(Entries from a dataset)

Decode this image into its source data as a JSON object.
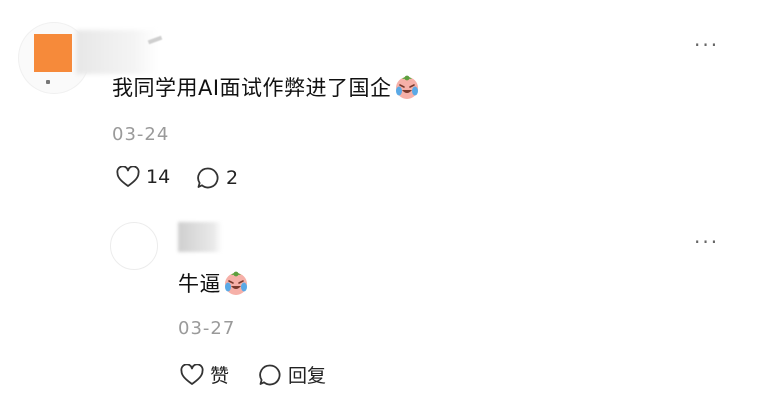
{
  "comment": {
    "text": "我同学用AI面试作弊进了国企",
    "date": "03-24",
    "like_count": "14",
    "reply_count": "2",
    "more_label": "···",
    "emoji_icon": "crying-laughing-face-icon",
    "avatar_color": "#f68a3a"
  },
  "reply": {
    "text": "牛逼",
    "date": "03-27",
    "like_label": "赞",
    "reply_label": "回复",
    "more_label": "···",
    "emoji_icon": "crying-laughing-face-icon"
  }
}
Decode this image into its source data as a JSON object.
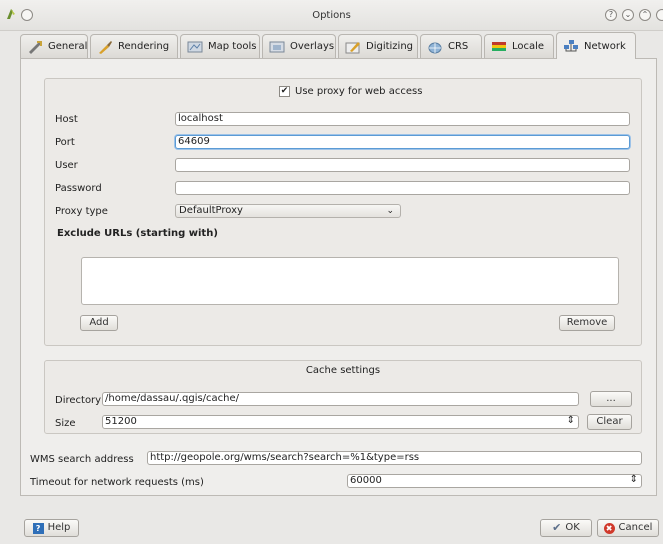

Task prompt — Without including any pictures, please restate all the records exactly.

Output of the task —
Decode this image into its source data as a JSON object.
{
  "comment": {
    "text": "我同学用AI面试作弊进了国企",
    "date": "03-24",
    "like_count": "14",
    "reply_count": "2",
    "more_label": "···",
    "emoji_icon": "crying-laughing-face-icon",
    "avatar_color": "#f68a3a"
  },
  "reply": {
    "text": "牛逼",
    "date": "03-27",
    "like_label": "赞",
    "reply_label": "回复",
    "more_label": "···",
    "emoji_icon": "crying-laughing-face-icon"
  }
}
Decode this image into its source data as a JSON object.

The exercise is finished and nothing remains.